• _Instruction A_:
Answer these questions using the article on the New Zealand flag referendum:
(i) In the referendum, which flag did the Kiwis vote in favor of?
(ii) Which newspaper ran the Ausflag director's article?
(iii) According to him, how many goes will it take Australia to become a republic?
• _Instruction B_:
Pick up the article on the New Zealand flag referendum after its last sentence and keep it going.

• _Text excerpt_:
>> Start
End of The NZ Flag Referendum? Think Again
Last week the results of the New Zealand flag referendum were released: The Kiwis voted against changing the flag and in favour of keeping their current flag.
Is that the end of it? Peter Fitz Simons, a director of Ausflag (devoted to Australia having a flag of its own) and chairman of the Australian Republican Movement, believes it isn’t. In an article in The Sydney Morning Herald he outlines why.
“We in Australia know for a sure and certain fact it is going to take us two goes to become a republic, so can it really be surprising that the Kiwis also fell at the first hurdle in changing their flag”.
“Secondly, it is the very nature of these things that once the genie is out of the bottle on a thing like this, it can <<never>> be put back.”
Polls of the great flags of the world (the Canadian, American, British and Japanese flags) show that at least 90 % of people love their flag (quite often even 99.999 per cent. Love not like.
>> End
• _Extracted information_:
>> Start
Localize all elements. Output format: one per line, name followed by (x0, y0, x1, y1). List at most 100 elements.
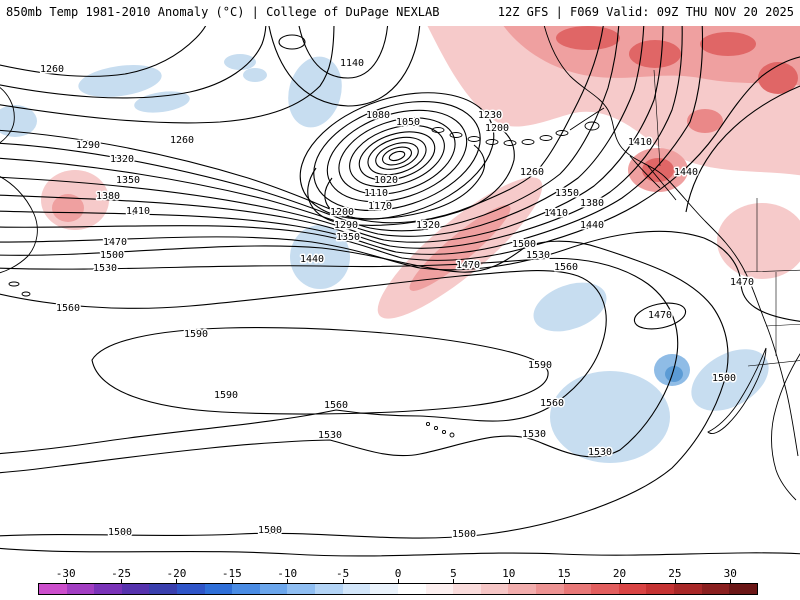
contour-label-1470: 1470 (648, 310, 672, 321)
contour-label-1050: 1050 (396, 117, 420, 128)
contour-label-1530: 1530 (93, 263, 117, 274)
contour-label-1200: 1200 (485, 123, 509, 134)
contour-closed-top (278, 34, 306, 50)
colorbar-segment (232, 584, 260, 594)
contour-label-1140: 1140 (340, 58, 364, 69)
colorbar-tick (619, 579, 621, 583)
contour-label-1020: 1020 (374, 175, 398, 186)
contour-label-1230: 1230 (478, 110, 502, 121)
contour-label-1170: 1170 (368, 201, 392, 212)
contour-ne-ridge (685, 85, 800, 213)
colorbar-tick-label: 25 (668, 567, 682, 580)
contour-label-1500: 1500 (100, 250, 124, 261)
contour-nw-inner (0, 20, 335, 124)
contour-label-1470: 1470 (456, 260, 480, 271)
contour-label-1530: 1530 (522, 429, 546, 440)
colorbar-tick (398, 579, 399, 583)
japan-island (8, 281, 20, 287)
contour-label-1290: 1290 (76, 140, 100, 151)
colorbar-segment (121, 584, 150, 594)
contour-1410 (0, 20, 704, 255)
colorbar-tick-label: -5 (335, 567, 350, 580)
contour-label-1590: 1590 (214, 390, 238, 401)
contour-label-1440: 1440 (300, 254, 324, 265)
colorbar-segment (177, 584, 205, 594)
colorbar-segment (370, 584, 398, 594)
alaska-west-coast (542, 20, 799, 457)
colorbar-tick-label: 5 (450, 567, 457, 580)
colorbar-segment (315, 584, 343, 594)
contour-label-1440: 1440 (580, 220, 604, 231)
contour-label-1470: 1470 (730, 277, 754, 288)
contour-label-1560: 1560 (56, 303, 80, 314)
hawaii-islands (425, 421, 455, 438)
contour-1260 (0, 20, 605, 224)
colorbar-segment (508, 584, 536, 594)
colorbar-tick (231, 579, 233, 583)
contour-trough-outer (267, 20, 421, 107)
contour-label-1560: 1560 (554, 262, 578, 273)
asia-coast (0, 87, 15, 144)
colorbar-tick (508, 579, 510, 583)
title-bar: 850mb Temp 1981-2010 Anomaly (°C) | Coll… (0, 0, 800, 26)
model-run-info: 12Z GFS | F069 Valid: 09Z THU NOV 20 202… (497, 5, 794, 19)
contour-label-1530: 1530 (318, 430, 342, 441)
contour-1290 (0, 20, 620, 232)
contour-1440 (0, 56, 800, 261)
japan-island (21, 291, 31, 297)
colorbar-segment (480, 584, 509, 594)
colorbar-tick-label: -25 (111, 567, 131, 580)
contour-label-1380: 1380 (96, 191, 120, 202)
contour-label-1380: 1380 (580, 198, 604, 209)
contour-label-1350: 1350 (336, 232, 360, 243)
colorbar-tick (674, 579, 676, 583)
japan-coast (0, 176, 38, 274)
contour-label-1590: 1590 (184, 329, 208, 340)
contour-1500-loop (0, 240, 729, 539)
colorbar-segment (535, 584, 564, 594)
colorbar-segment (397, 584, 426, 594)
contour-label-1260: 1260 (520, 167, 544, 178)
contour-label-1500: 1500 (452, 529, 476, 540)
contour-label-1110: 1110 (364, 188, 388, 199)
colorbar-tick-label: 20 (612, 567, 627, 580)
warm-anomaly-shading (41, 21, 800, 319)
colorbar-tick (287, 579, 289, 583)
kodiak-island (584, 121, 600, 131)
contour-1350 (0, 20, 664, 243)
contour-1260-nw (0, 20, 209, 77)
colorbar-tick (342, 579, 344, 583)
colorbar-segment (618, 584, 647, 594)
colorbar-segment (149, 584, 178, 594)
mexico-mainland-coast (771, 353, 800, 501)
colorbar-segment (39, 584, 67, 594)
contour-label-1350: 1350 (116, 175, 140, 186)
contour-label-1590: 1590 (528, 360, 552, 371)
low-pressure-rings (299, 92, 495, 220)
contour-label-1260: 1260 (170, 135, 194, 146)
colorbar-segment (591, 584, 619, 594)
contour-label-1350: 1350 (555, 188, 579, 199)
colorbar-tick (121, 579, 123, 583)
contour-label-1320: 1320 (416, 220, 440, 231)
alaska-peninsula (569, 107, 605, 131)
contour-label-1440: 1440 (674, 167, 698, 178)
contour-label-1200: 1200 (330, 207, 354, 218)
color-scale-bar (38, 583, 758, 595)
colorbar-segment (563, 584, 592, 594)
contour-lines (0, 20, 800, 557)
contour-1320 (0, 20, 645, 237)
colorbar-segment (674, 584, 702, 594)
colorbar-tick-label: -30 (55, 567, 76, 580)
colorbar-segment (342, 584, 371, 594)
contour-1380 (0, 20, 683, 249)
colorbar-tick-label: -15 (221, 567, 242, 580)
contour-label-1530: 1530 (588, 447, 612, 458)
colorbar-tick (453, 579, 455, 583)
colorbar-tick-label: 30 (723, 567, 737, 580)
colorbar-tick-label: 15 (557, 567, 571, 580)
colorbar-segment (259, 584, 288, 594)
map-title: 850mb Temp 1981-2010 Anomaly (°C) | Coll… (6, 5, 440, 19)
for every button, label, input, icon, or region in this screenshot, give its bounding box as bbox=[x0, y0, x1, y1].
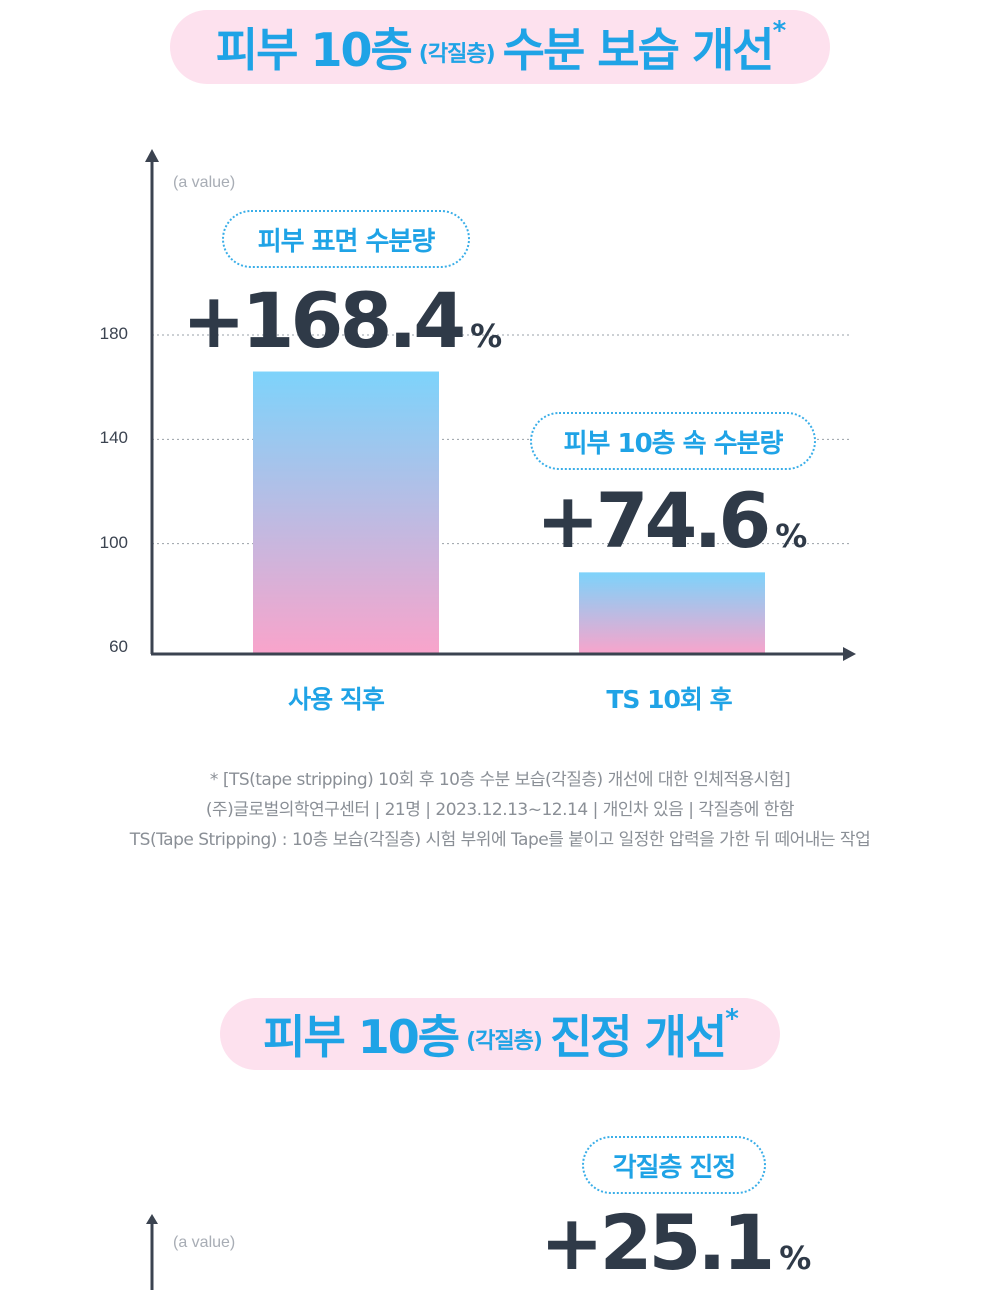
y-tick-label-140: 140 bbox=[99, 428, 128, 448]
>> End
• _Task result A_:
(i) Keeping their current flag.
(ii) The Sydney Morning Herald.
(iii) Two.

• _Task result B_:
That’s the thing. In 2016 the Kiwi flag is not batting in the high 90s, as 43 per cent don’t want the flag they have and a lot of people want it to change – just not to the flag their committee came up with.
Most people in New Zealand preferred the simple silver fern – the Kiwi Maple Leaf. However, when the Islamic State flag came along looking remarkably similar, it was the end of that version of the flag.
“It is also often overlooked that until recently neither the Kiwis nor we Australians were much into flag-waving in the first place.”
When Sir Edmund Hillary set foot on the summit of Mount Everest on May 29, 1953 – which would have been a moment of flag-waving for many other countries – he didn’t wave a flag. He didn’t even bring a flag.
In a 1995 interview Fitz Simons asked him why he didn’t and Hillary replied: “I didn’t believe in that kind of thing.”
The debate will be ongoing, both in New Zealand and in Australia. “Paul Keating said it best: ‘No great country has a flag of another country in the corner of their flag.’” And Jerry Seinfeld said it funniest: ‘I love your flag,’ he said in the year 2000 when visiting here for the Olympics, ‘Great Britain at night.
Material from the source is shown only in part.